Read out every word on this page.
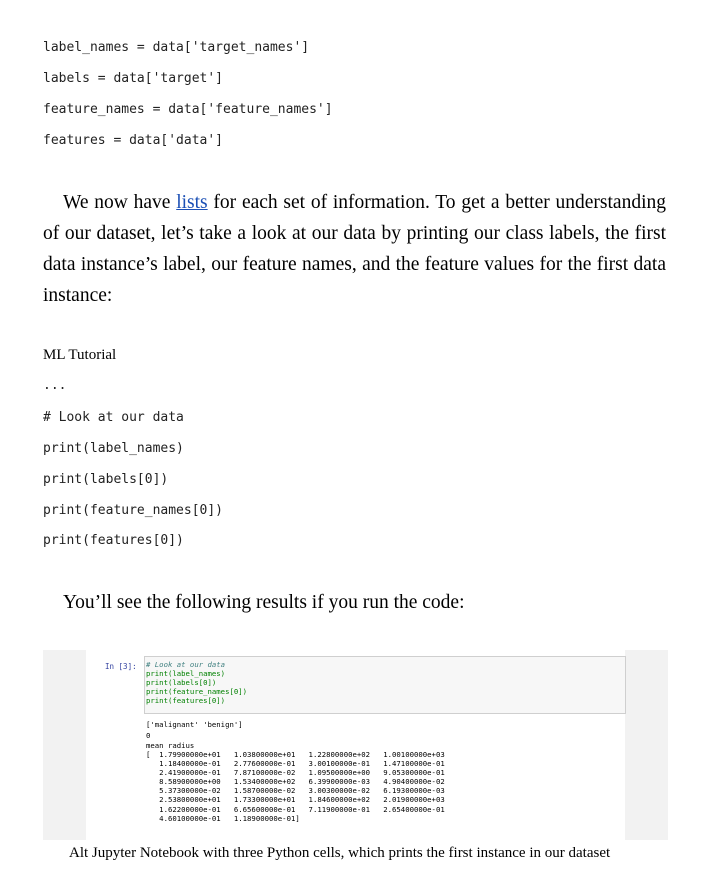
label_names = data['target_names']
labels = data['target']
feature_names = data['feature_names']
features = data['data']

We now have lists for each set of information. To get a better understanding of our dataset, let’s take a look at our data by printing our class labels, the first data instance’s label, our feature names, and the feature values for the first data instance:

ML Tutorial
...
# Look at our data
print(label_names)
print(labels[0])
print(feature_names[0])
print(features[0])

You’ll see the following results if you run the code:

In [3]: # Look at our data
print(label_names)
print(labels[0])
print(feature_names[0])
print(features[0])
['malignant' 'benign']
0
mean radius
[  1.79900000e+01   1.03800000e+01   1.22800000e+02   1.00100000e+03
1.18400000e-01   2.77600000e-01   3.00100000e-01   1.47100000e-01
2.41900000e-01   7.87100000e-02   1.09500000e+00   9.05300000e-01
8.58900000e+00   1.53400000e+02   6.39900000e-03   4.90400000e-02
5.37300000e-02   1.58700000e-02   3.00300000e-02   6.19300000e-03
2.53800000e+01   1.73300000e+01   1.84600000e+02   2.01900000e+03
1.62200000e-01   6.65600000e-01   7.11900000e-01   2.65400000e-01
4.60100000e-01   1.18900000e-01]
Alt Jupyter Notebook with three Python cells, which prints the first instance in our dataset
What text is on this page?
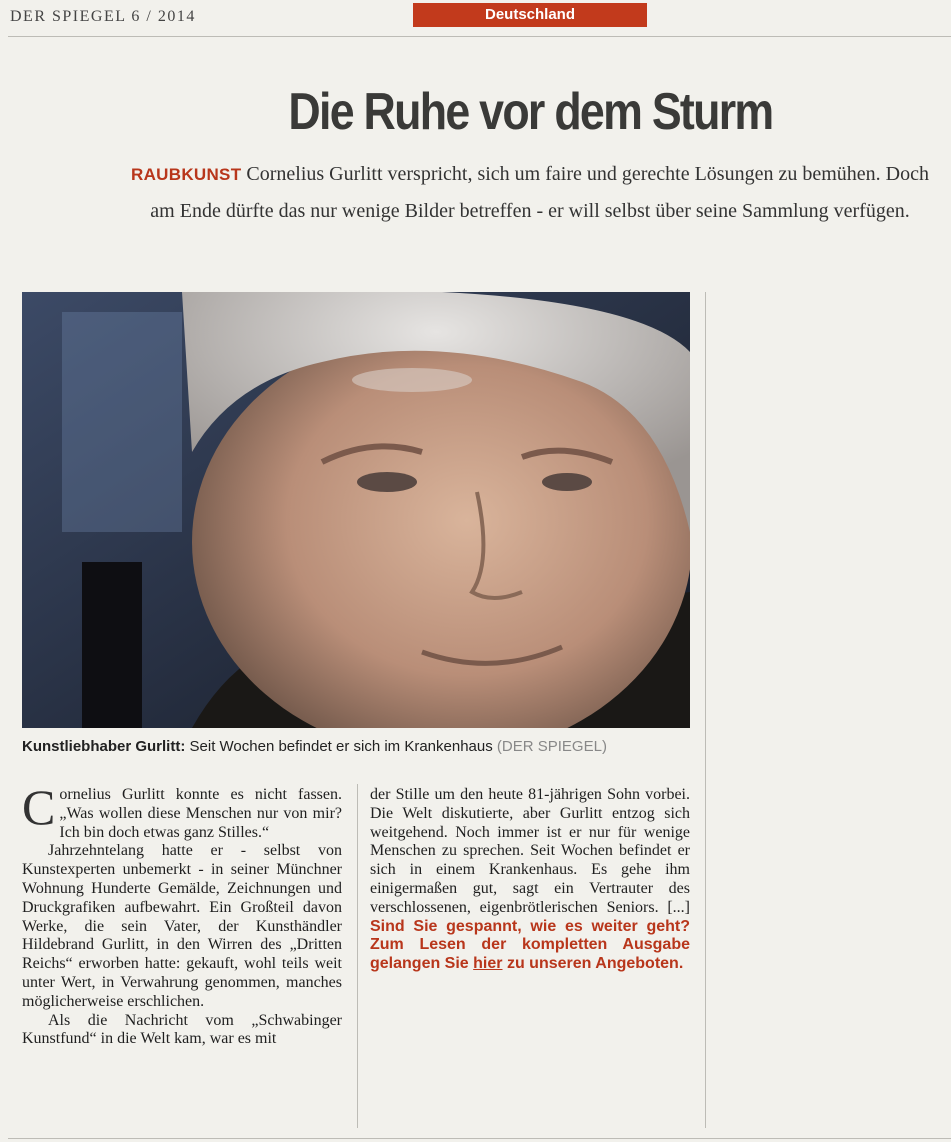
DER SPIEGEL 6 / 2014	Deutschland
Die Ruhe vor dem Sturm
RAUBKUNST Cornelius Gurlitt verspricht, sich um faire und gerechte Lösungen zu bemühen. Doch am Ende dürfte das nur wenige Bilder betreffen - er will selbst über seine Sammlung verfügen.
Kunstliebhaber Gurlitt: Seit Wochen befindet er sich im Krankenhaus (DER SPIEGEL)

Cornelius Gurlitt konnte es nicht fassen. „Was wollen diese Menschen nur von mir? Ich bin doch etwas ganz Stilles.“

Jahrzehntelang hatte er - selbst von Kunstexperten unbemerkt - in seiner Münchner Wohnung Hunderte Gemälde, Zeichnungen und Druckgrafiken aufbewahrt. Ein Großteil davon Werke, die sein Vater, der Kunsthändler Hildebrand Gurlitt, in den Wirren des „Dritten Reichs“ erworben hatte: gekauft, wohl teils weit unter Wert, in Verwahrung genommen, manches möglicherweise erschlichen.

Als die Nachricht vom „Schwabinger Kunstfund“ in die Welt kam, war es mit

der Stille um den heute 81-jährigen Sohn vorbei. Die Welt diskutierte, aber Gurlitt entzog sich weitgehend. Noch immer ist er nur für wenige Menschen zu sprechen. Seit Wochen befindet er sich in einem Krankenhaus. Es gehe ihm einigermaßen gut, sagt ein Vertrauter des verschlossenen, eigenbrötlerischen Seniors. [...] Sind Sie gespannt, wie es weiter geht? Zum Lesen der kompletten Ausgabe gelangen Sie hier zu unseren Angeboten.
··········
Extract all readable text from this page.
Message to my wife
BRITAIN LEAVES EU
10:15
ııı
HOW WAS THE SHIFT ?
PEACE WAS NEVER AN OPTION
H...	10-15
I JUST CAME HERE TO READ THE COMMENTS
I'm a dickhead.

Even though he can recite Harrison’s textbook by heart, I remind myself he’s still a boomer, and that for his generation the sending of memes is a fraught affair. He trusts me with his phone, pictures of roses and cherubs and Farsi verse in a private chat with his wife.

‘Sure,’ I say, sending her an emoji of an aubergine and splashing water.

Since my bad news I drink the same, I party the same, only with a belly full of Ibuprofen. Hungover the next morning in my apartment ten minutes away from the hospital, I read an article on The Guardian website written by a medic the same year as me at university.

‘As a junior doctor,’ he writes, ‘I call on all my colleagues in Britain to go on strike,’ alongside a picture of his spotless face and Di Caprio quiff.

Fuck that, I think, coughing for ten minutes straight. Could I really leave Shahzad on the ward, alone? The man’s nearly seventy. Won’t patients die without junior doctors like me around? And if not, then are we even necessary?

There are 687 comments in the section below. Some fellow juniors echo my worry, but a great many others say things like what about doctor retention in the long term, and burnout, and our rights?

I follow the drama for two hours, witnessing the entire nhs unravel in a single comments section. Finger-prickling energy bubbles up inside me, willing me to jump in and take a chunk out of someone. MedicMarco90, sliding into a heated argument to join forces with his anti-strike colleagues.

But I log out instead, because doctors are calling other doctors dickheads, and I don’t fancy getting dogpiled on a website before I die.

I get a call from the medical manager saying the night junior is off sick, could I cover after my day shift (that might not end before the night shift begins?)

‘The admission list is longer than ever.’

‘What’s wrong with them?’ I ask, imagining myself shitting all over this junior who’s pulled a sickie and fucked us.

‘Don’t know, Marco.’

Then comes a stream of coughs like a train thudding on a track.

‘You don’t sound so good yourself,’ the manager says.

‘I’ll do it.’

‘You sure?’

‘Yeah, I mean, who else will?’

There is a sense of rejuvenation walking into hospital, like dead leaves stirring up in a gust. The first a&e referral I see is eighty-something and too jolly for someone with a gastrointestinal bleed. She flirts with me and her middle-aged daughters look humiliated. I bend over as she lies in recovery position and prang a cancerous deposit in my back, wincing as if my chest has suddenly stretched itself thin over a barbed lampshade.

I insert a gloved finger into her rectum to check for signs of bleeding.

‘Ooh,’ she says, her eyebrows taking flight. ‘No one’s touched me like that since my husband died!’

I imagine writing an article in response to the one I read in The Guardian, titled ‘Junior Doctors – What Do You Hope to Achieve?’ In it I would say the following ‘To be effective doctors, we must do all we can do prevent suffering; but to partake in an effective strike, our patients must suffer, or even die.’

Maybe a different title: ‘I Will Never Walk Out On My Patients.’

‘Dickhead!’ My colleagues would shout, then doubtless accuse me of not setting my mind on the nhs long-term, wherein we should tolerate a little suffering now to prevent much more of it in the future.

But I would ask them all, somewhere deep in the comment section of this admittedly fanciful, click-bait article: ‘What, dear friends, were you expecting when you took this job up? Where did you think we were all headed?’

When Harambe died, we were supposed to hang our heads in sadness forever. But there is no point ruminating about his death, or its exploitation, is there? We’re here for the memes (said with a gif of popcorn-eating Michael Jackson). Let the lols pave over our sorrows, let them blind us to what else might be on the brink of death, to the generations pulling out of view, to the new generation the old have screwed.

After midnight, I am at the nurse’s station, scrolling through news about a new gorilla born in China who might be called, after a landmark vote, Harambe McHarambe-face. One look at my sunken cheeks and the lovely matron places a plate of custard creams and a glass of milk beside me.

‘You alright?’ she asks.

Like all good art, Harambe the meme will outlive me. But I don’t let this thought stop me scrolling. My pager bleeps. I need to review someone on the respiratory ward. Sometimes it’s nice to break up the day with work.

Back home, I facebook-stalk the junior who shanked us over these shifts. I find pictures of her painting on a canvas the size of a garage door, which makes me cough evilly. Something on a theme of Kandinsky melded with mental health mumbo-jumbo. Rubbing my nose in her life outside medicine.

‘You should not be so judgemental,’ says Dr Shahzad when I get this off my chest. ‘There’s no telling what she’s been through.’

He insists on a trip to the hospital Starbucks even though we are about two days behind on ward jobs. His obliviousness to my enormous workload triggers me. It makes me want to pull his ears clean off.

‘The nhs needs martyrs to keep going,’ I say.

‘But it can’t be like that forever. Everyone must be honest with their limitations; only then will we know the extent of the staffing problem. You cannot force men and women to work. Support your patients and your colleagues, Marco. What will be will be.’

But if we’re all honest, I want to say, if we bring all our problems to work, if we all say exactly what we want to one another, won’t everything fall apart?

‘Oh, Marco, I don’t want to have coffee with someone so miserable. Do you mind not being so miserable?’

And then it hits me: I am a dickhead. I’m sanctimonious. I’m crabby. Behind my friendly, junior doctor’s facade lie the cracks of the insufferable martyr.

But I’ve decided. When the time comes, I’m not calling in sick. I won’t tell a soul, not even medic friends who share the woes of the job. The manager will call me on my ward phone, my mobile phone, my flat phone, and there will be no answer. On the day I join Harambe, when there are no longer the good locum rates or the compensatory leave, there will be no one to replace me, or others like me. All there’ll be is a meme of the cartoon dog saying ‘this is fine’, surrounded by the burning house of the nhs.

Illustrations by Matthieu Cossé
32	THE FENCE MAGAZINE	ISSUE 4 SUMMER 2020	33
··········
Pull out all lines from the entries above in which the word "Shahzad" appears.

- Response to the task
Fuck that, I think, coughing for ten minutes straight. Could I really leave Shahzad on the ward, alone? The man’s nearly seventy. Won’t patients die without junior doctors like me around? And if not, then are we even necessary?
‘You should not be so judgemental,’ says Dr Shahzad when I get this off my chest. ‘There’s no telling what she’s been through.’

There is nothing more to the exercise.